> Dataset items
━━━

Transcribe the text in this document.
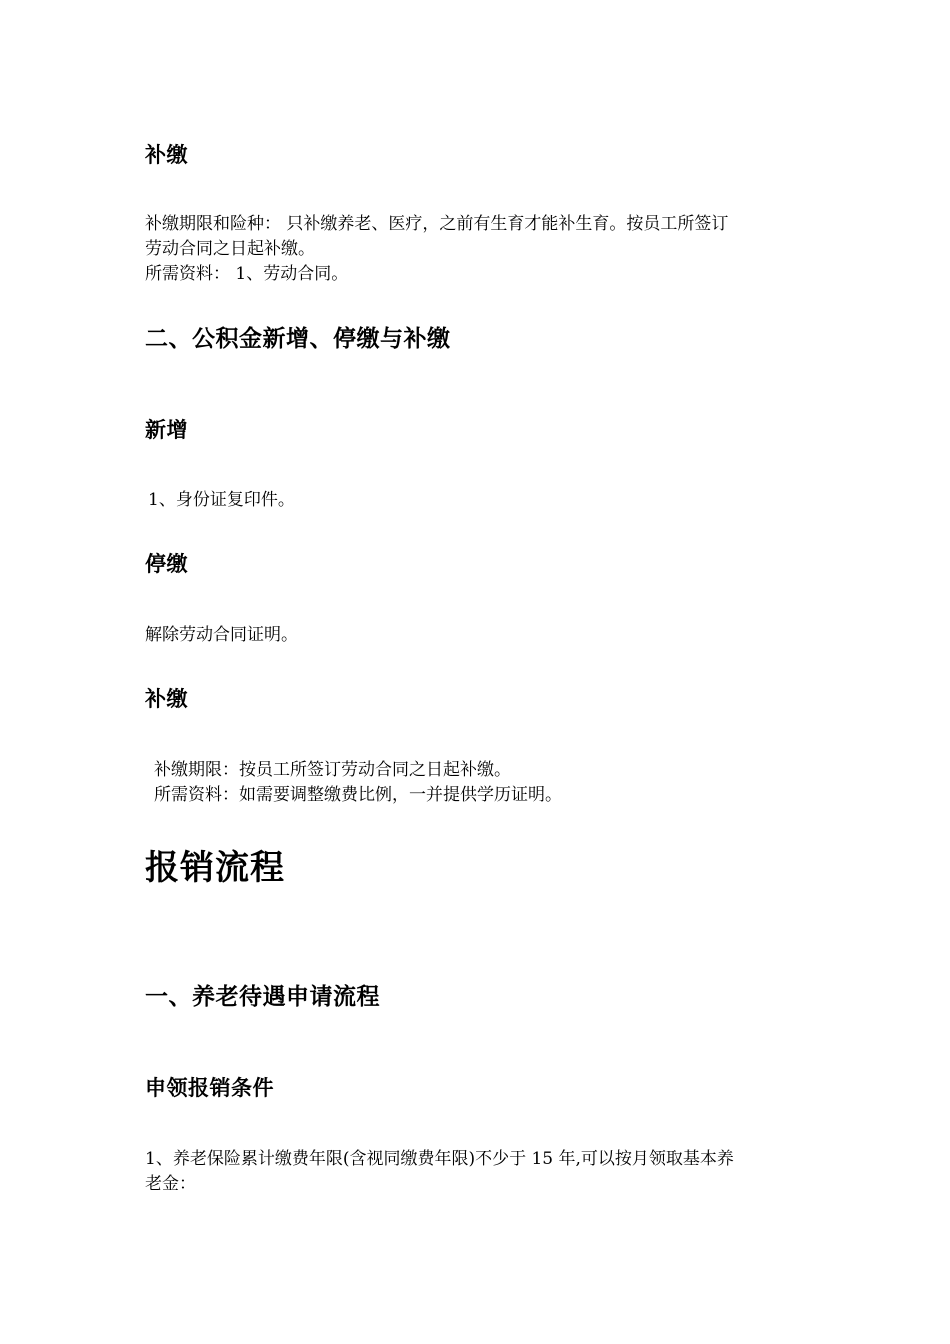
补缴
补缴期限和险种： 只补缴养老、医疗，之前有生育才能补生育。按员工所签订
劳动合同之日起补缴。
所需资料： 1、劳动合同。
二、公积金新增、停缴与补缴
新增
1、身份证复印件。
停缴
解除劳动合同证明。
补缴
补缴期限：按员工所签订劳动合同之日起补缴。
所需资料：如需要调整缴费比例，一并提供学历证明。
报销流程
一、养老待遇申请流程
申领报销条件
1、养老保险累计缴费年限(含视同缴费年限)不少于 15 年,可以按月领取基本养
老金：
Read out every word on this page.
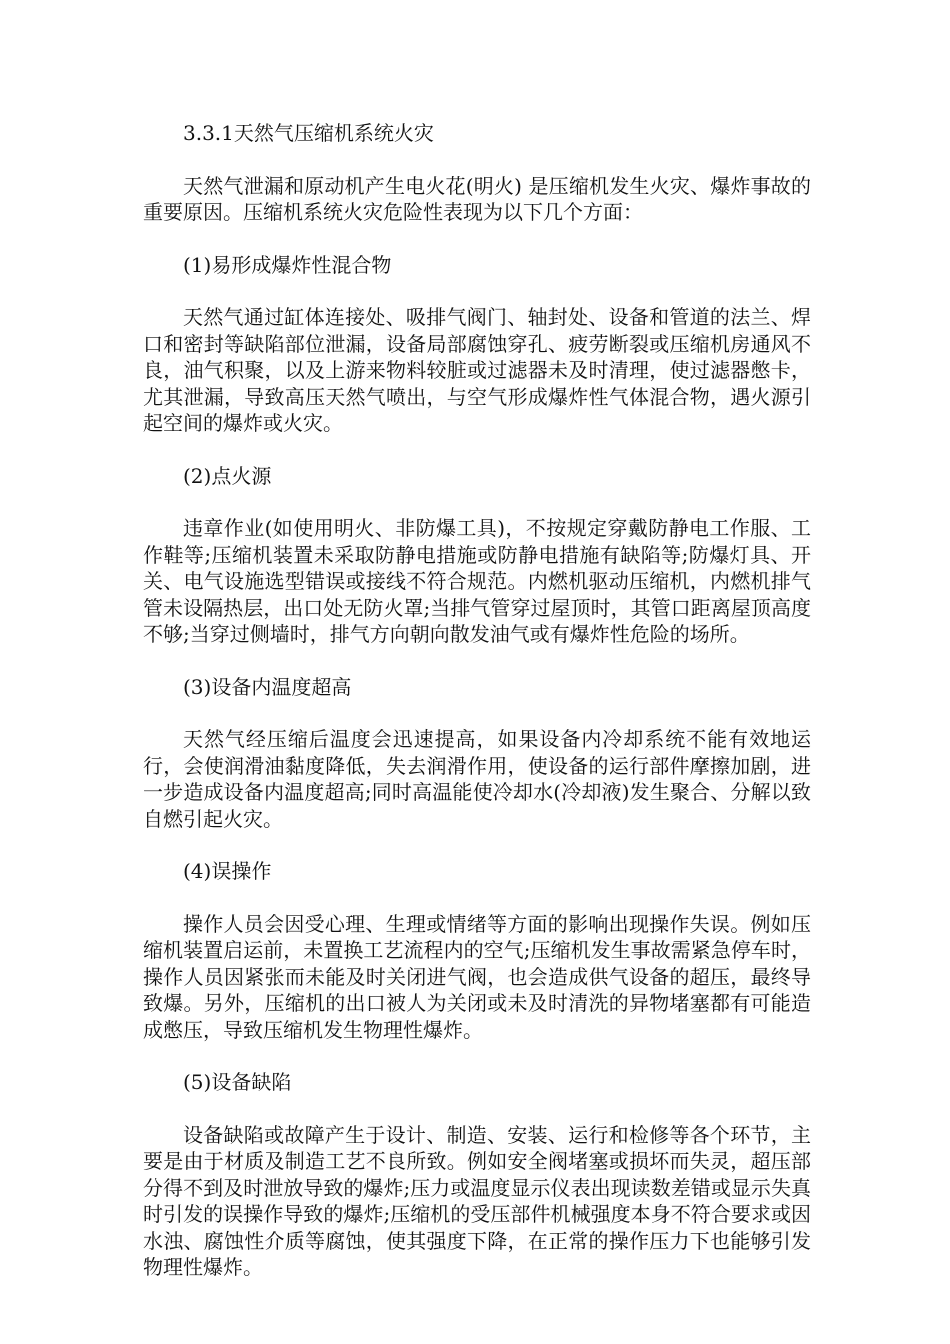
3.3.1天然气压缩机系统火灾

天然气泄漏和原动机产生电火花(明火) 是压缩机发生火灾、爆炸事故的重要原因。压缩机系统火灾危险性表现为以下几个方面：

(1)易形成爆炸性混合物

天然气通过缸体连接处、吸排气阀门、轴封处、设备和管道的法兰、焊口和密封等缺陷部位泄漏，设备局部腐蚀穿孔、疲劳断裂或压缩机房通风不良，油气积聚，以及上游来物料较脏或过滤器未及时清理，使过滤器憋卡，尤其泄漏，导致高压天然气喷出，与空气形成爆炸性气体混合物，遇火源引起空间的爆炸或火灾。

(2)点火源

违章作业(如使用明火、非防爆工具)，不按规定穿戴防静电工作服、工作鞋等;压缩机装置未采取防静电措施或防静电措施有缺陷等;防爆灯具、开关、电气设施选型错误或接线不符合规范。内燃机驱动压缩机，内燃机排气管未设隔热层，出口处无防火罩;当排气管穿过屋顶时，其管口距离屋顶高度不够;当穿过侧墙时，排气方向朝向散发油气或有爆炸性危险的场所。

(3)设备内温度超高

天然气经压缩后温度会迅速提高，如果设备内冷却系统不能有效地运行，会使润滑油黏度降低，失去润滑作用，使设备的运行部件摩擦加剧，进一步造成设备内温度超高;同时高温能使冷却水(冷却液)发生聚合、分解以致自燃引起火灾。

(4)误操作

操作人员会因受心理、生理或情绪等方面的影响出现操作失误。例如压缩机装置启运前，未置换工艺流程内的空气;压缩机发生事故需紧急停车时，操作人员因紧张而未能及时关闭进气阀，也会造成供气设备的超压，最终导致爆。另外，压缩机的出口被人为关闭或未及时清洗的异物堵塞都有可能造成憋压，导致压缩机发生物理性爆炸。

(5)设备缺陷

设备缺陷或故障产生于设计、制造、安装、运行和检修等各个环节，主要是由于材质及制造工艺不良所致。例如安全阀堵塞或损坏而失灵，超压部分得不到及时泄放导致的爆炸;压力或温度显示仪表出现读数差错或显示失真时引发的误操作导致的爆炸;压缩机的受压部件机械强度本身不符合要求或因水浊、腐蚀性介质等腐蚀，使其强度下降，在正常的操作压力下也能够引发物理性爆炸。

━━━

Copy all lines from the data that hold the word "this".

Transcribe the text in this document.
Read out every word on this page.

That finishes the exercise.